DATA LISTING:
_ _ _ _
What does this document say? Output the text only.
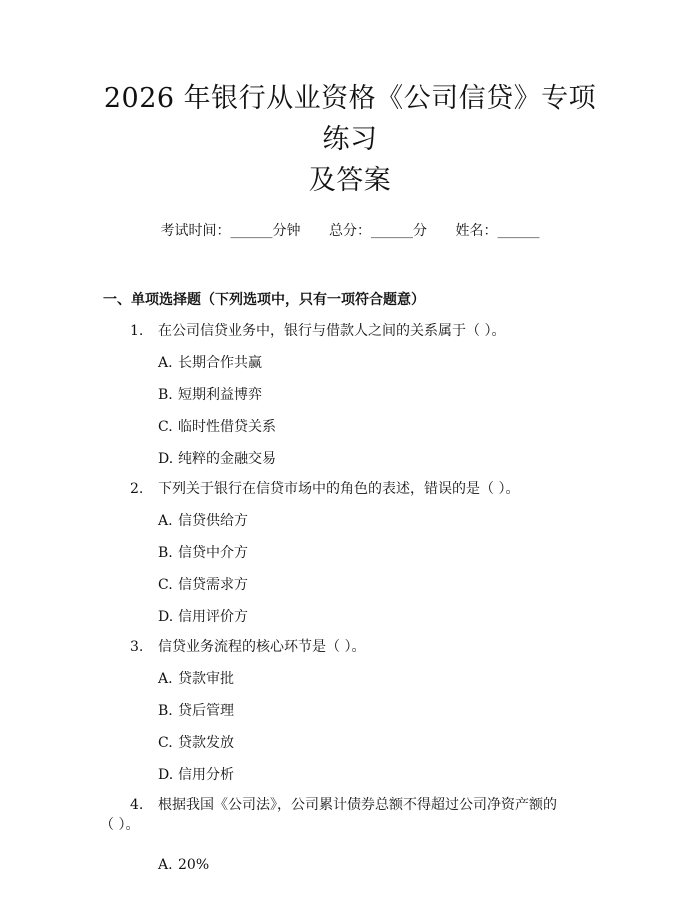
2026 年银行从业资格《公司信贷》专项练习
及答案
考试时间：______分钟 总分：______分 姓名：______
一、单项选择题（下列选项中，只有一项符合题意）
1. 在公司信贷业务中，银行与借款人之间的关系属于（ ）。
A. 长期合作共赢
B. 短期利益博弈
C. 临时性借贷关系
D. 纯粹的金融交易
2. 下列关于银行在信贷市场中的角色的表述，错误的是（ ）。
A. 信贷供给方
B. 信贷中介方
C. 信贷需求方
D. 信用评价方
3. 信贷业务流程的核心环节是（ ）。
A. 贷款审批
B. 贷后管理
C. 贷款发放
D. 信用分析
4. 根据我国《公司法》，公司累计债券总额不得超过公司净资产额的
（ ）。
A. 20%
_ _ _ _
WRITTEN REQUEST:
Go through the entries above and print each one exactly, minus the pictures.

WRITTEN SOLUTION:
What does this document say? Output the text only.
2026 年银行从业资格《公司信贷》专项练习
及答案
考试时间：______分钟 总分：______分 姓名：______
一、单项选择题（下列选项中，只有一项符合题意）
1. 在公司信贷业务中，银行与借款人之间的关系属于（ ）。
A. 长期合作共赢
B. 短期利益博弈
C. 临时性借贷关系
D. 纯粹的金融交易
2. 下列关于银行在信贷市场中的角色的表述，错误的是（ ）。
A. 信贷供给方
B. 信贷中介方
C. 信贷需求方
D. 信用评价方
3. 信贷业务流程的核心环节是（ ）。
A. 贷款审批
B. 贷后管理
C. 贷款发放
D. 信用分析
4. 根据我国《公司法》，公司累计债券总额不得超过公司净资产额的
（ ）。
A. 20%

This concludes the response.